◆ **TASK PROMPT**: Report how many lines hold the string "szobafoglaltsága". Give the number and nothing else.

◆ **SUPPLIED DATA**:
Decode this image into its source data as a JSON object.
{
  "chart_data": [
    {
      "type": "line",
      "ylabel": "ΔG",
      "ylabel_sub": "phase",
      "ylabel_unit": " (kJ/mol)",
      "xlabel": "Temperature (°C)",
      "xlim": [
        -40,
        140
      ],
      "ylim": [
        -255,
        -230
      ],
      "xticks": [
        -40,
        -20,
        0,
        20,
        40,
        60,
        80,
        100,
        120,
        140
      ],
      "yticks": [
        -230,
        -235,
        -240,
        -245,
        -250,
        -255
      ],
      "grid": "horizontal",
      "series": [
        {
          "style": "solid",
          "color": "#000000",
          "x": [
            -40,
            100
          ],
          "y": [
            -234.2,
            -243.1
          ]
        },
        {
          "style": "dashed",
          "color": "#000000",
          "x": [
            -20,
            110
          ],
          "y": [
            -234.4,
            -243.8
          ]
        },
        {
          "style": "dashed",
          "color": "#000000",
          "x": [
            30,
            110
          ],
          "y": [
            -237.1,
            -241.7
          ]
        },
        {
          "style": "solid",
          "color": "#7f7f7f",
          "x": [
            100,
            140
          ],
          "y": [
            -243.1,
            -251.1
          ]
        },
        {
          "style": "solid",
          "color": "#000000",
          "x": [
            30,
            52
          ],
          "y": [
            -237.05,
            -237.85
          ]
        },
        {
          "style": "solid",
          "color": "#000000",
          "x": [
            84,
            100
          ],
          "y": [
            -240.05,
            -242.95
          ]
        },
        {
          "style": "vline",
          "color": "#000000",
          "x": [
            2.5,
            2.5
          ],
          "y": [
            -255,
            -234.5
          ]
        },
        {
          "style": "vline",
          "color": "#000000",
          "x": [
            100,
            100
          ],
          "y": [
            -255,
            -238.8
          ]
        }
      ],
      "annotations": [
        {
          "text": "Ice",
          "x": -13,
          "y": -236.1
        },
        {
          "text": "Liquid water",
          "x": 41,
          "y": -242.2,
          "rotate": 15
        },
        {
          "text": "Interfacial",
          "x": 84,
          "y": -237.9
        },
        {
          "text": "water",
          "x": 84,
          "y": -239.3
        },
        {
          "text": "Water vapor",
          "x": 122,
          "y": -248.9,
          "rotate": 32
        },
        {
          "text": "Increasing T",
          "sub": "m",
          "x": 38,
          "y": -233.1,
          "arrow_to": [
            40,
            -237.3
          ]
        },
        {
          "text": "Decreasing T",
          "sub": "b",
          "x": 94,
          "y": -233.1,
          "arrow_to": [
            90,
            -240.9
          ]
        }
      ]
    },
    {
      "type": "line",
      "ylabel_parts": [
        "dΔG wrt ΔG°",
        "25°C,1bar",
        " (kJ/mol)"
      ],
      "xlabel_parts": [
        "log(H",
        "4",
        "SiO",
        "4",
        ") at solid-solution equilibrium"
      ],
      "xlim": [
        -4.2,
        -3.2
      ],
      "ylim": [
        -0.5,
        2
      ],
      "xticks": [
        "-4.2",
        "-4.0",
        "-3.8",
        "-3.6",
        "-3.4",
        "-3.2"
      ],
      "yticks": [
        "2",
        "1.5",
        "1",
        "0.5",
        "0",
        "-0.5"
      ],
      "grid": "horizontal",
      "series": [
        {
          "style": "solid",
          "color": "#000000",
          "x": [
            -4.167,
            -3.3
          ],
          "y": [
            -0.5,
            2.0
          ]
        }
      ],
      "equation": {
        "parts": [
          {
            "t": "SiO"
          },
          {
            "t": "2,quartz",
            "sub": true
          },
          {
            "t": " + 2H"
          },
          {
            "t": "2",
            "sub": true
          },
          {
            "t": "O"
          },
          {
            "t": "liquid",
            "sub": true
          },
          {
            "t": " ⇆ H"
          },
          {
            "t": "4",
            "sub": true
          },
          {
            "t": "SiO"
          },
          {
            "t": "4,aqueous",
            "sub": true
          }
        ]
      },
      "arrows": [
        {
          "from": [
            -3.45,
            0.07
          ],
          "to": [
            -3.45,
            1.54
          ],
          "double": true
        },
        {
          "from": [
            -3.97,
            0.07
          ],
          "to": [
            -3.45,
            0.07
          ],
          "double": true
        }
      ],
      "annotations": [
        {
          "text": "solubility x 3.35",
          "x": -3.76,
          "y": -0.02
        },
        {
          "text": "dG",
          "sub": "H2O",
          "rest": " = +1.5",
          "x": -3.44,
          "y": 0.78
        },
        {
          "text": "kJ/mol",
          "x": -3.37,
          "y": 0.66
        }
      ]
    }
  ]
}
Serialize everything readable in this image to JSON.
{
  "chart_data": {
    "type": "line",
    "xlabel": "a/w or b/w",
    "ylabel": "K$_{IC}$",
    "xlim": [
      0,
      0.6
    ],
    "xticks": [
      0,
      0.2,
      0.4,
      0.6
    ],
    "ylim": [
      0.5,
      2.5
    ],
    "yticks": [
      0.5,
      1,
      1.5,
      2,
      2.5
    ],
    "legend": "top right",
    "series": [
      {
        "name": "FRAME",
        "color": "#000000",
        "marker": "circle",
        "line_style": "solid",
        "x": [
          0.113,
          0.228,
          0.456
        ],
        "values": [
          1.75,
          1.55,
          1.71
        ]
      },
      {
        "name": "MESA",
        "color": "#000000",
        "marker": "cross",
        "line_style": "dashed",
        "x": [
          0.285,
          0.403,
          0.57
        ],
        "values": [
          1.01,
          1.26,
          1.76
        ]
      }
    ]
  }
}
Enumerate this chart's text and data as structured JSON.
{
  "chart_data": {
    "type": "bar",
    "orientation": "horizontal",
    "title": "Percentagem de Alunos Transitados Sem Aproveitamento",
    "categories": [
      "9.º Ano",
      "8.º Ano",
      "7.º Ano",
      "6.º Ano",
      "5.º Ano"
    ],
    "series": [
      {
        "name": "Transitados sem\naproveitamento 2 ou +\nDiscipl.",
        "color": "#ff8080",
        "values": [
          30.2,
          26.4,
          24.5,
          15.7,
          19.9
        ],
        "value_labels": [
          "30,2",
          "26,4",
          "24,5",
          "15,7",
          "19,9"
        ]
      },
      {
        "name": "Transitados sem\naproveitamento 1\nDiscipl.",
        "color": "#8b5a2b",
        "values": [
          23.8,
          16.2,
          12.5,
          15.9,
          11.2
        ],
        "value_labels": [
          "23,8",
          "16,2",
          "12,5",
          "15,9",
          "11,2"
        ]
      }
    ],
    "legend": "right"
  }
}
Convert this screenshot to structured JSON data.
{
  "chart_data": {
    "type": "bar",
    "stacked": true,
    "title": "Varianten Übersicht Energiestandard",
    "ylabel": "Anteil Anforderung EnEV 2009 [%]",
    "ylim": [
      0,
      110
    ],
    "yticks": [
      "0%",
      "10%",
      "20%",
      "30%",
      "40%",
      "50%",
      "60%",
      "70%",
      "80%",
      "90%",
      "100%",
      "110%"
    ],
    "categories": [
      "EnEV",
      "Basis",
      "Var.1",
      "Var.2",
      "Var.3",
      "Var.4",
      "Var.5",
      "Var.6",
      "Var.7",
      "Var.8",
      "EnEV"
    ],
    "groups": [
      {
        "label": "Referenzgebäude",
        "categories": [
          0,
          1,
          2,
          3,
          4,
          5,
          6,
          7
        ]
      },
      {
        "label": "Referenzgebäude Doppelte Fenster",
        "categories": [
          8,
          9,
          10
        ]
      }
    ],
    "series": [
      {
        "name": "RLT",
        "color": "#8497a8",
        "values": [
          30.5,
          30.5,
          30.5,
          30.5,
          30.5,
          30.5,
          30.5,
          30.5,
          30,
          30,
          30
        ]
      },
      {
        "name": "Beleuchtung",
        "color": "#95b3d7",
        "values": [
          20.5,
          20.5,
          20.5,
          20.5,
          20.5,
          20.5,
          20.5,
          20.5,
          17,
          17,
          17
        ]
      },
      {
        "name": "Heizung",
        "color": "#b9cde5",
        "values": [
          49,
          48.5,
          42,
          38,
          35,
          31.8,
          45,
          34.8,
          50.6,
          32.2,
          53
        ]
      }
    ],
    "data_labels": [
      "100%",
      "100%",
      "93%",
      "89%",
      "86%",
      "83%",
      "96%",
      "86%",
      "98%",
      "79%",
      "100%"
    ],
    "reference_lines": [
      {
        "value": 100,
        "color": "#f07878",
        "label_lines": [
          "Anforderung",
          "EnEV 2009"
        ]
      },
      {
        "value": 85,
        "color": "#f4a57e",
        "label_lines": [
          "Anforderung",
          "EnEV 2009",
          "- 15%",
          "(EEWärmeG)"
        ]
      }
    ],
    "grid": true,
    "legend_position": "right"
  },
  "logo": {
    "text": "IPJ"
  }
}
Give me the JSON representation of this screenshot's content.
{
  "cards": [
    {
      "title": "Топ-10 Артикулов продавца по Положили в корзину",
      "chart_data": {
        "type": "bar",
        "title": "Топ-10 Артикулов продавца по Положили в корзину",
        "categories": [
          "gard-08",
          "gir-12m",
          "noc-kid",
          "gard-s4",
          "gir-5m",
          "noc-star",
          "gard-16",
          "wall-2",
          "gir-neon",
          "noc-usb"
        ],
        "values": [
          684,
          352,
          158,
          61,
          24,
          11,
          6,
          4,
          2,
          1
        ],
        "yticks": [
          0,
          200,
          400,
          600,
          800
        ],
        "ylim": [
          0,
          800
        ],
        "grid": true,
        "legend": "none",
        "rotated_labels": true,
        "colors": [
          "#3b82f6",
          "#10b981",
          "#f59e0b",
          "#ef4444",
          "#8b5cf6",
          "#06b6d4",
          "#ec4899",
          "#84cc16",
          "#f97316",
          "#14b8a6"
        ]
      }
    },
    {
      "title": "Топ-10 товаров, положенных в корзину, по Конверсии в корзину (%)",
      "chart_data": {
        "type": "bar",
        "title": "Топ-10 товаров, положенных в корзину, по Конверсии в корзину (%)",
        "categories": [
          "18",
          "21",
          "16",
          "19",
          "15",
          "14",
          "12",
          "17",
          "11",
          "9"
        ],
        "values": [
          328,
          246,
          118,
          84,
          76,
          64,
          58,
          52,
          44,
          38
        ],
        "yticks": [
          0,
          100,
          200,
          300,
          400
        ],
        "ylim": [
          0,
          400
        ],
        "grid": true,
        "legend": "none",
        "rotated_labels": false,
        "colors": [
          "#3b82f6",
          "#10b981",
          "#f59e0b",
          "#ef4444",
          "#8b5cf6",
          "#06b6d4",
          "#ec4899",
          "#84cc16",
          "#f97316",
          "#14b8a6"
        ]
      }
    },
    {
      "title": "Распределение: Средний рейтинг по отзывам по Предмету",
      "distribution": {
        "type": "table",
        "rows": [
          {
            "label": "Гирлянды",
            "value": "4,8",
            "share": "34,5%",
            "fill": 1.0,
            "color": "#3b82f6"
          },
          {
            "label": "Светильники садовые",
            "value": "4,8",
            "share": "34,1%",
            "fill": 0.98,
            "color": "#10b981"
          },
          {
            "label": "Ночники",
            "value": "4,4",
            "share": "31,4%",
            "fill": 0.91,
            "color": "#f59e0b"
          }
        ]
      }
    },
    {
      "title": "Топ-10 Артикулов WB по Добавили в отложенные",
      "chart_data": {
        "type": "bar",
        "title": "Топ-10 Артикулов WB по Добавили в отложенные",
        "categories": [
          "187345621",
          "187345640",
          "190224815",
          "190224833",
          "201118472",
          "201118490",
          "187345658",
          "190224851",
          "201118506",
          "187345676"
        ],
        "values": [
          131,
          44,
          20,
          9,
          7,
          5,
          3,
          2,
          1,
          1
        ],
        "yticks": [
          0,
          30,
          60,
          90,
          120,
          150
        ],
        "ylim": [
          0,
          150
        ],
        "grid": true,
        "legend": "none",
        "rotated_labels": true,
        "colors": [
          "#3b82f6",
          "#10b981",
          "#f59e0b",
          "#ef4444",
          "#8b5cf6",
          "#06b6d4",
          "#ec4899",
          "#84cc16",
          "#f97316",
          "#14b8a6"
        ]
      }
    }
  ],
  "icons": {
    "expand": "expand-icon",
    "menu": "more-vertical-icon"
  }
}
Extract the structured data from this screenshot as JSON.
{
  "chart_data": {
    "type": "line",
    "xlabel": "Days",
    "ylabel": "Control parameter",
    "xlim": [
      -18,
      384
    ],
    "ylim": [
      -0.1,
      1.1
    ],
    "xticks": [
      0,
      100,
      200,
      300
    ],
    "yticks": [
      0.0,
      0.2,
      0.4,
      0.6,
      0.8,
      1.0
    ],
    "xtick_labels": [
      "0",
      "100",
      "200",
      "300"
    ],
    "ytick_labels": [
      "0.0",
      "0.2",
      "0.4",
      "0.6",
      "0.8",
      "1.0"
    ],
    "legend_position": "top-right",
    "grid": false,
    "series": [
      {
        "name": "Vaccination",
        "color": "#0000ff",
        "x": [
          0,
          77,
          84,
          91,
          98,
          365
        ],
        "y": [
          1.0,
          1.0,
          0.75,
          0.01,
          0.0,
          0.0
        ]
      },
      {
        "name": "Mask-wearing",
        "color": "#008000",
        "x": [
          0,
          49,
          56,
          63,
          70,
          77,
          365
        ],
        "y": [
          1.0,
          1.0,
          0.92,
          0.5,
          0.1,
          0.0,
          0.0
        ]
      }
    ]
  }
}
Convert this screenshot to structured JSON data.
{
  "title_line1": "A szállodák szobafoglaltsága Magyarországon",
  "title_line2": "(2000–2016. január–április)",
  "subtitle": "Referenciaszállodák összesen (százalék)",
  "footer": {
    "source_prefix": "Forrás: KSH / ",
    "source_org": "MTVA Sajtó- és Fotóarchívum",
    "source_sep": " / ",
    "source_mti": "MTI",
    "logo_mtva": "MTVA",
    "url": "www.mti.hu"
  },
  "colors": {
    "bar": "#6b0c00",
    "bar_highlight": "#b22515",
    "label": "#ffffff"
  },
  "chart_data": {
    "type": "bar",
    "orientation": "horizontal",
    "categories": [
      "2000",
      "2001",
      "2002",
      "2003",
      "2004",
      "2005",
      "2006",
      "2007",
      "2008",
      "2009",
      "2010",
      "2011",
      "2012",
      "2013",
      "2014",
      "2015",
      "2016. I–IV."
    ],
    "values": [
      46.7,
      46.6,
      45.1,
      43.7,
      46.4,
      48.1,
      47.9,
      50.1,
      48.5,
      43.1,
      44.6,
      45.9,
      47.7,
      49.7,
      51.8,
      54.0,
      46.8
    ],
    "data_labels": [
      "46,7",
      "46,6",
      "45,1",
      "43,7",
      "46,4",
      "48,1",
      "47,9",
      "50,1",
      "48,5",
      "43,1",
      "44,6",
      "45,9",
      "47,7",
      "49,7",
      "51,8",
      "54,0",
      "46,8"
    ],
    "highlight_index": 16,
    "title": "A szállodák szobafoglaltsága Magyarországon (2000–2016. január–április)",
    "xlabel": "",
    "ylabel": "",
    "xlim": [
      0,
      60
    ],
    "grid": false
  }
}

◆ **SOLUTION BELOW**: 2